[Figure collection entries]
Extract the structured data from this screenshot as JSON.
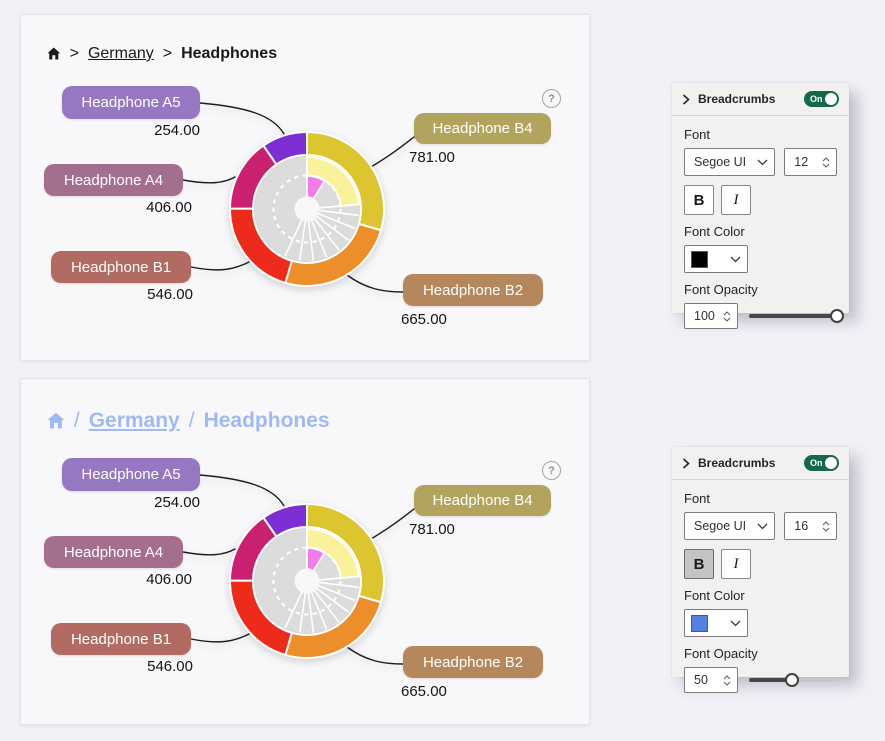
{
  "page": {
    "background": "#f1f2f7"
  },
  "cards": [
    {
      "breadcrumb": {
        "separator": ">",
        "items": [
          {
            "label": "Germany",
            "underlined": true
          },
          {
            "label": "Headphones",
            "underlined": false
          }
        ],
        "font_family": "Segoe UI",
        "font_size": 12,
        "color": "#1b1a19",
        "opacity": 100,
        "bold": "last"
      },
      "help_icon": "?"
    },
    {
      "breadcrumb": {
        "separator": "/",
        "items": [
          {
            "label": "Germany",
            "underlined": true
          },
          {
            "label": "Headphones",
            "underlined": false
          }
        ],
        "font_family": "Segoe UI",
        "font_size": 16,
        "color": "#4a7ce8",
        "opacity": 50,
        "bold": "all"
      },
      "help_icon": "?"
    }
  ],
  "chart_data": {
    "type": "sunburst",
    "rings": 3,
    "slices": [
      {
        "label": "Headphone B4",
        "value": 781.0,
        "display_value": "781.00",
        "slice_color": "#ddc52f",
        "badge_color": "#b2a45c"
      },
      {
        "label": "Headphone B2",
        "value": 665.0,
        "display_value": "665.00",
        "slice_color": "#ec8e2a",
        "badge_color": "#b5875d"
      },
      {
        "label": "Headphone B1",
        "value": 546.0,
        "display_value": "546.00",
        "slice_color": "#ee2a1b",
        "badge_color": "#b26b62"
      },
      {
        "label": "Headphone A4",
        "value": 406.0,
        "display_value": "406.00",
        "slice_color": "#c9206f",
        "badge_color": "#a46f8e"
      },
      {
        "label": "Headphone A5",
        "value": 254.0,
        "display_value": "254.00",
        "slice_color": "#7e2ed2",
        "badge_color": "#9577c2"
      }
    ],
    "middle_ring_highlight": {
      "color": "#f9f29b",
      "from_deg": 0,
      "to_deg": 85
    },
    "inner_ring_highlight": {
      "color": "#f47ce8",
      "from_deg": 0,
      "to_deg": 32
    },
    "muted_color": "#dcdcdc"
  },
  "panels": [
    {
      "title": "Breadcrumbs",
      "toggle_label": "On",
      "toggle_on": true,
      "font_label": "Font",
      "font_family": "Segoe UI",
      "font_size": "12",
      "bold_label": "B",
      "italic_label": "I",
      "bold_active": false,
      "italic_active": false,
      "font_color_label": "Font Color",
      "font_color": "#000000",
      "font_opacity_label": "Font Opacity",
      "opacity_value": "100"
    },
    {
      "title": "Breadcrumbs",
      "toggle_label": "On",
      "toggle_on": true,
      "font_label": "Font",
      "font_family": "Segoe UI",
      "font_size": "16",
      "bold_label": "B",
      "italic_label": "I",
      "bold_active": true,
      "italic_active": false,
      "font_color_label": "Font Color",
      "font_color": "#5580e0",
      "font_opacity_label": "Font Opacity",
      "opacity_value": "50"
    }
  ]
}
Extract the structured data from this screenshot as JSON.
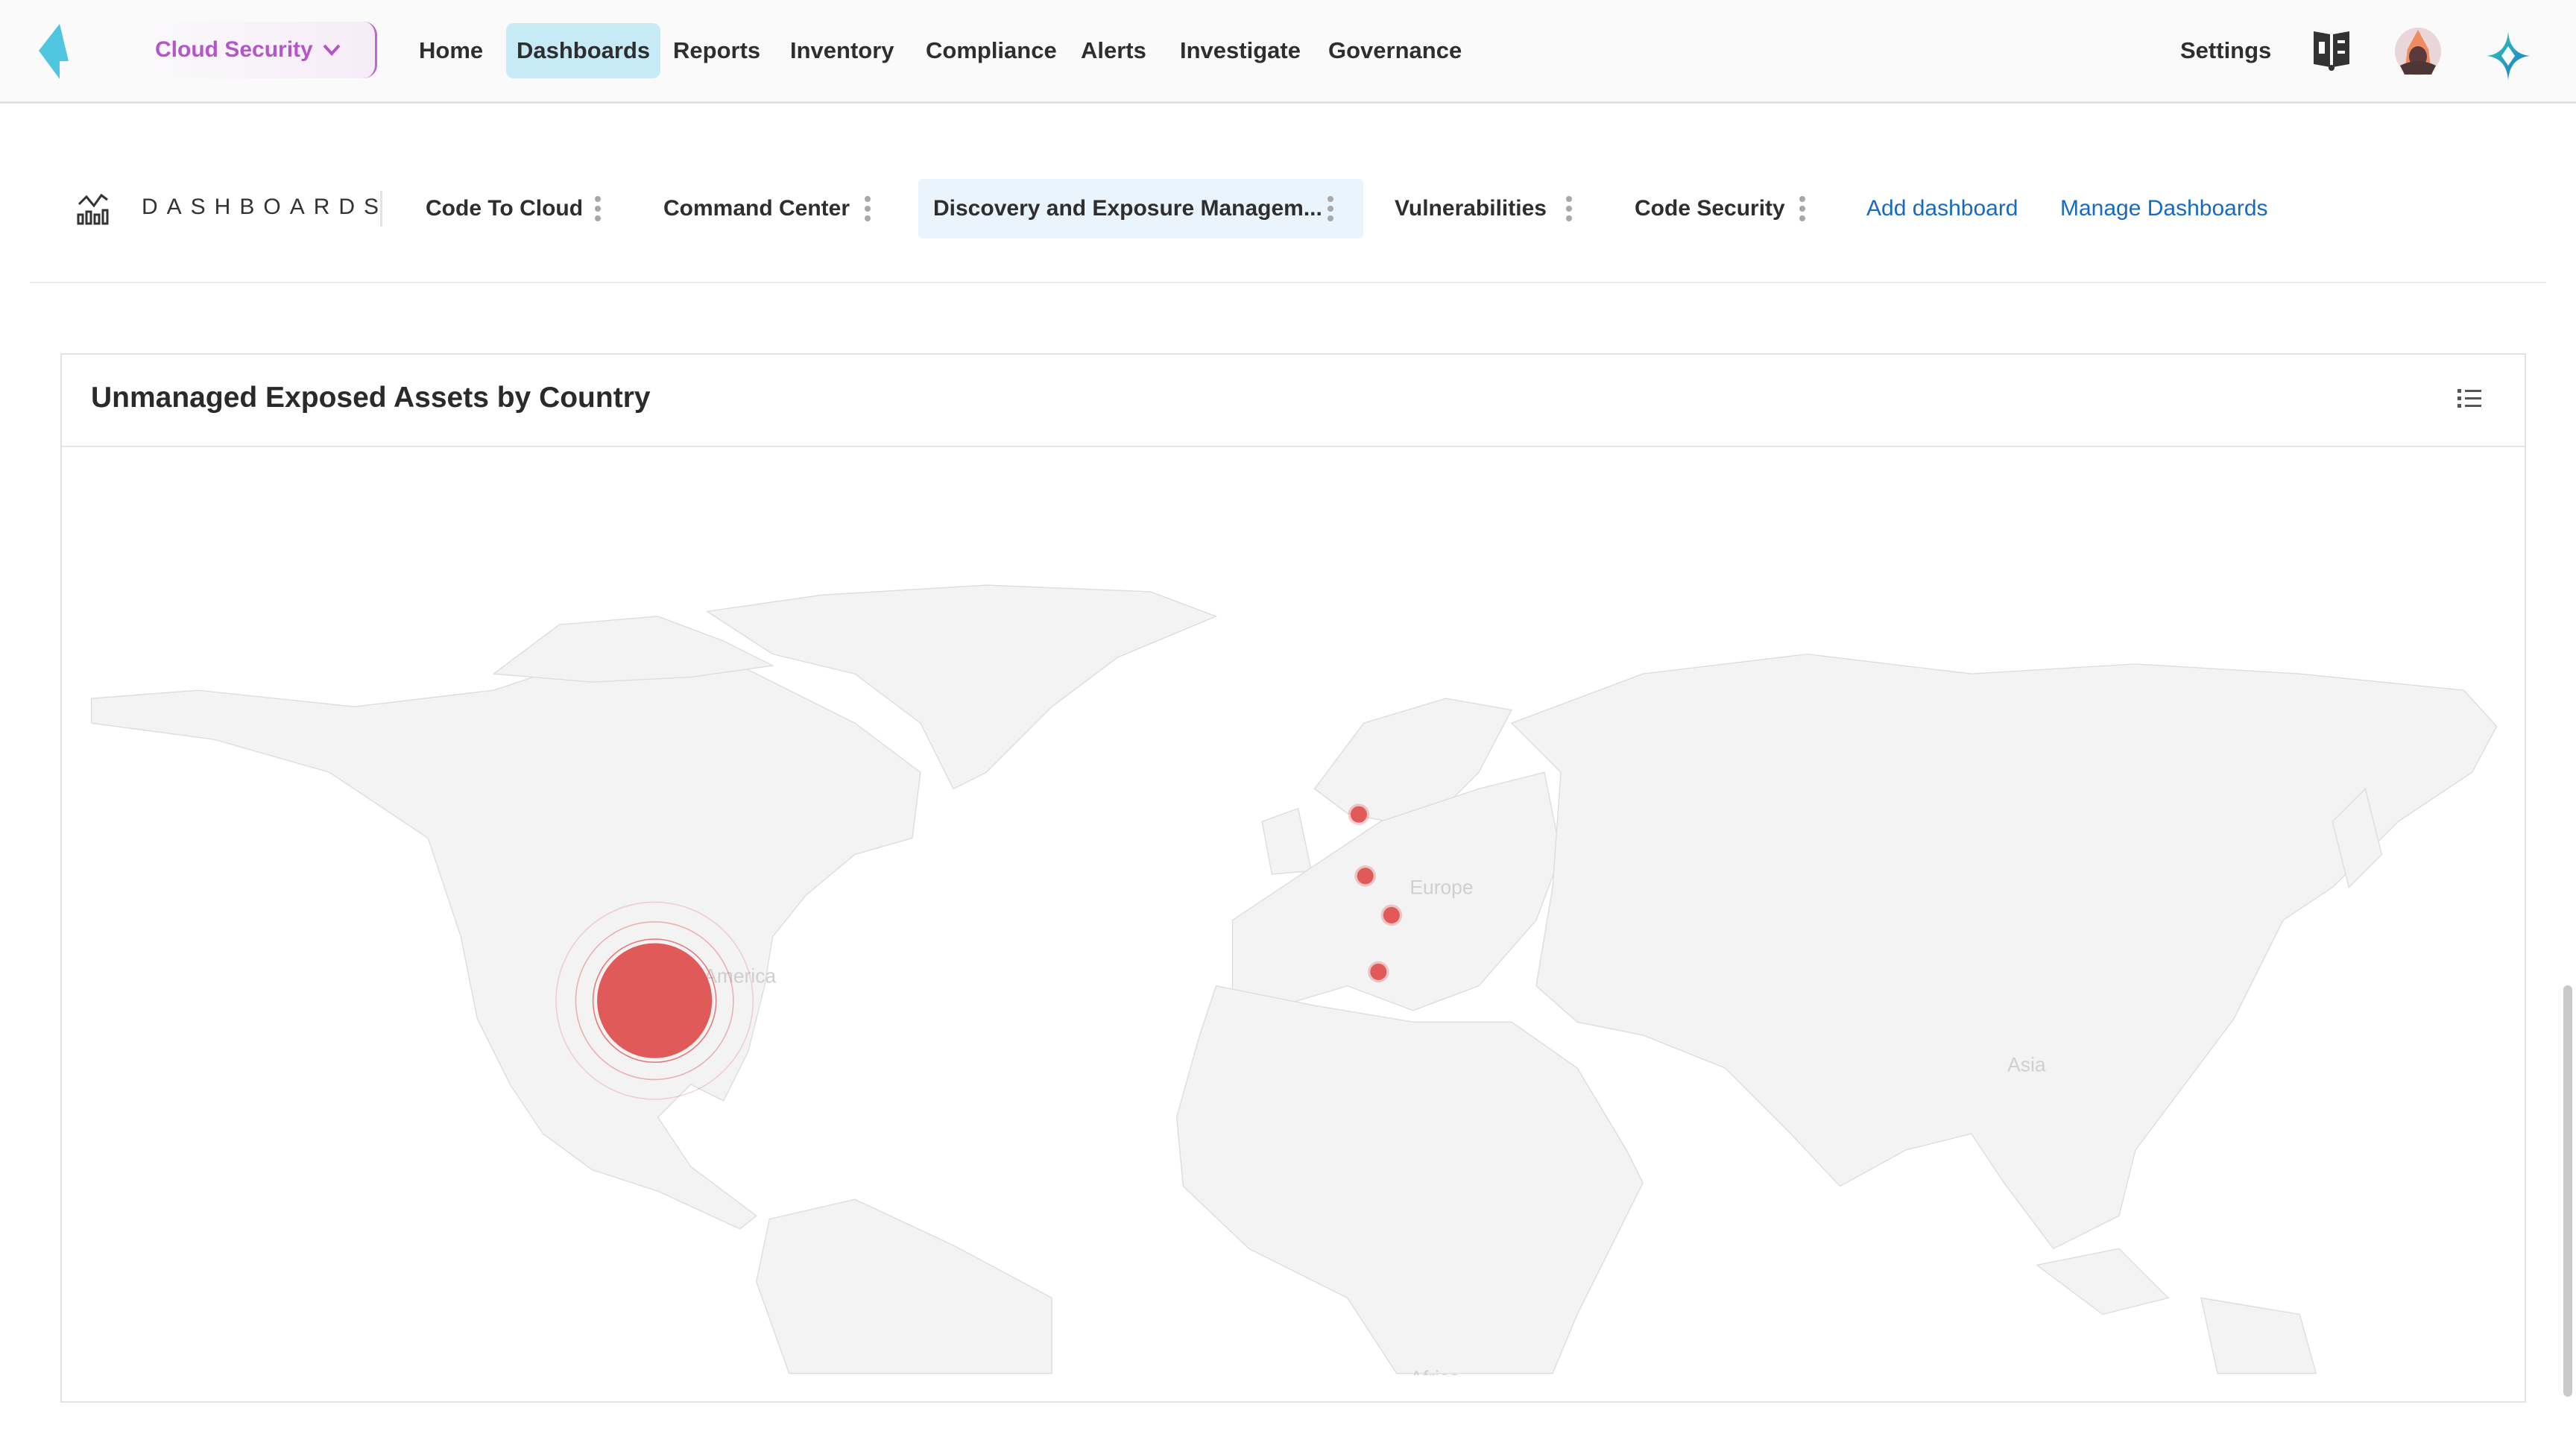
{
  "topnav": {
    "product_switcher": "Cloud Security",
    "items": [
      {
        "label": "Home",
        "active": false
      },
      {
        "label": "Dashboards",
        "active": true
      },
      {
        "label": "Reports",
        "active": false
      },
      {
        "label": "Inventory",
        "active": false
      },
      {
        "label": "Compliance",
        "active": false
      },
      {
        "label": "Alerts",
        "active": false
      },
      {
        "label": "Investigate",
        "active": false
      },
      {
        "label": "Governance",
        "active": false
      }
    ],
    "settings": "Settings",
    "icons": [
      "app-logo-icon",
      "docs-book-icon",
      "user-avatar",
      "ai-assistant-star-icon"
    ]
  },
  "dashboards": {
    "section_label": "DASHBOARDS",
    "tabs": [
      {
        "label": "Code To Cloud",
        "active": false
      },
      {
        "label": "Command Center",
        "active": false
      },
      {
        "label": "Discovery and Exposure Managem...",
        "active": true
      },
      {
        "label": "Vulnerabilities",
        "active": false
      },
      {
        "label": "Code Security",
        "active": false
      }
    ],
    "add_dashboard": "Add dashboard",
    "manage_dashboards": "Manage Dashboards"
  },
  "widget": {
    "title": "Unmanaged Exposed Assets by Country",
    "map_labels": [
      "America",
      "Europe",
      "Asia",
      "Africa"
    ],
    "marker_color": "#e05a5a",
    "markers": [
      {
        "lon": -98,
        "lat": 39,
        "relative_size": "large"
      },
      {
        "lon": 9.5,
        "lat": 56,
        "relative_size": "small"
      },
      {
        "lon": 10.5,
        "lat": 51,
        "relative_size": "small"
      },
      {
        "lon": 14.5,
        "lat": 47.5,
        "relative_size": "small"
      },
      {
        "lon": 12.5,
        "lat": 42,
        "relative_size": "small"
      }
    ]
  },
  "colors": {
    "accent_purple": "#b455c8",
    "active_nav_bg": "#c6eaf6",
    "link_blue": "#1769c4"
  }
}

● What is being asked
Leave every image out, and retype the material exactly.

● Result
Extract the structured data from this screenshot as JSON.
{
  "page": {
    "background": "#f1f2f7"
  },
  "cards": [
    {
      "breadcrumb": {
        "separator": ">",
        "items": [
          {
            "label": "Germany",
            "underlined": true
          },
          {
            "label": "Headphones",
            "underlined": false
          }
        ],
        "font_family": "Segoe UI",
        "font_size": 12,
        "color": "#1b1a19",
        "opacity": 100,
        "bold": "last"
      },
      "help_icon": "?"
    },
    {
      "breadcrumb": {
        "separator": "/",
        "items": [
          {
            "label": "Germany",
            "underlined": true
          },
          {
            "label": "Headphones",
            "underlined": false
          }
        ],
        "font_family": "Segoe UI",
        "font_size": 16,
        "color": "#4a7ce8",
        "opacity": 50,
        "bold": "all"
      },
      "help_icon": "?"
    }
  ],
  "chart_data": {
    "type": "sunburst",
    "rings": 3,
    "slices": [
      {
        "label": "Headphone B4",
        "value": 781.0,
        "display_value": "781.00",
        "slice_color": "#ddc52f",
        "badge_color": "#b2a45c"
      },
      {
        "label": "Headphone B2",
        "value": 665.0,
        "display_value": "665.00",
        "slice_color": "#ec8e2a",
        "badge_color": "#b5875d"
      },
      {
        "label": "Headphone B1",
        "value": 546.0,
        "display_value": "546.00",
        "slice_color": "#ee2a1b",
        "badge_color": "#b26b62"
      },
      {
        "label": "Headphone A4",
        "value": 406.0,
        "display_value": "406.00",
        "slice_color": "#c9206f",
        "badge_color": "#a46f8e"
      },
      {
        "label": "Headphone A5",
        "value": 254.0,
        "display_value": "254.00",
        "slice_color": "#7e2ed2",
        "badge_color": "#9577c2"
      }
    ],
    "middle_ring_highlight": {
      "color": "#f9f29b",
      "from_deg": 0,
      "to_deg": 85
    },
    "inner_ring_highlight": {
      "color": "#f47ce8",
      "from_deg": 0,
      "to_deg": 32
    },
    "muted_color": "#dcdcdc"
  },
  "panels": [
    {
      "title": "Breadcrumbs",
      "toggle_label": "On",
      "toggle_on": true,
      "font_label": "Font",
      "font_family": "Segoe UI",
      "font_size": "12",
      "bold_label": "B",
      "italic_label": "I",
      "bold_active": false,
      "italic_active": false,
      "font_color_label": "Font Color",
      "font_color": "#000000",
      "font_opacity_label": "Font Opacity",
      "opacity_value": "100"
    },
    {
      "title": "Breadcrumbs",
      "toggle_label": "On",
      "toggle_on": true,
      "font_label": "Font",
      "font_family": "Segoe UI",
      "font_size": "16",
      "bold_label": "B",
      "italic_label": "I",
      "bold_active": true,
      "italic_active": false,
      "font_color_label": "Font Color",
      "font_color": "#5580e0",
      "font_opacity_label": "Font Opacity",
      "opacity_value": "50"
    }
  ]
}
Extract the structured data from this screenshot as JSON.
{
  "topnav": {
    "product_switcher": "Cloud Security",
    "items": [
      {
        "label": "Home",
        "active": false
      },
      {
        "label": "Dashboards",
        "active": true
      },
      {
        "label": "Reports",
        "active": false
      },
      {
        "label": "Inventory",
        "active": false
      },
      {
        "label": "Compliance",
        "active": false
      },
      {
        "label": "Alerts",
        "active": false
      },
      {
        "label": "Investigate",
        "active": false
      },
      {
        "label": "Governance",
        "active": false
      }
    ],
    "settings": "Settings",
    "icons": [
      "app-logo-icon",
      "docs-book-icon",
      "user-avatar",
      "ai-assistant-star-icon"
    ]
  },
  "dashboards": {
    "section_label": "DASHBOARDS",
    "tabs": [
      {
        "label": "Code To Cloud",
        "active": false
      },
      {
        "label": "Command Center",
        "active": false
      },
      {
        "label": "Discovery and Exposure Managem...",
        "active": true
      },
      {
        "label": "Vulnerabilities",
        "active": false
      },
      {
        "label": "Code Security",
        "active": false
      }
    ],
    "add_dashboard": "Add dashboard",
    "manage_dashboards": "Manage Dashboards"
  },
  "widget": {
    "title": "Unmanaged Exposed Assets by Country",
    "map_labels": [
      "America",
      "Europe",
      "Asia",
      "Africa"
    ],
    "marker_color": "#e05a5a",
    "markers": [
      {
        "lon": -98,
        "lat": 39,
        "relative_size": "large"
      },
      {
        "lon": 9.5,
        "lat": 56,
        "relative_size": "small"
      },
      {
        "lon": 10.5,
        "lat": 51,
        "relative_size": "small"
      },
      {
        "lon": 14.5,
        "lat": 47.5,
        "relative_size": "small"
      },
      {
        "lon": 12.5,
        "lat": 42,
        "relative_size": "small"
      }
    ]
  },
  "colors": {
    "accent_purple": "#b455c8",
    "active_nav_bg": "#c6eaf6",
    "link_blue": "#1769c4"
  }
}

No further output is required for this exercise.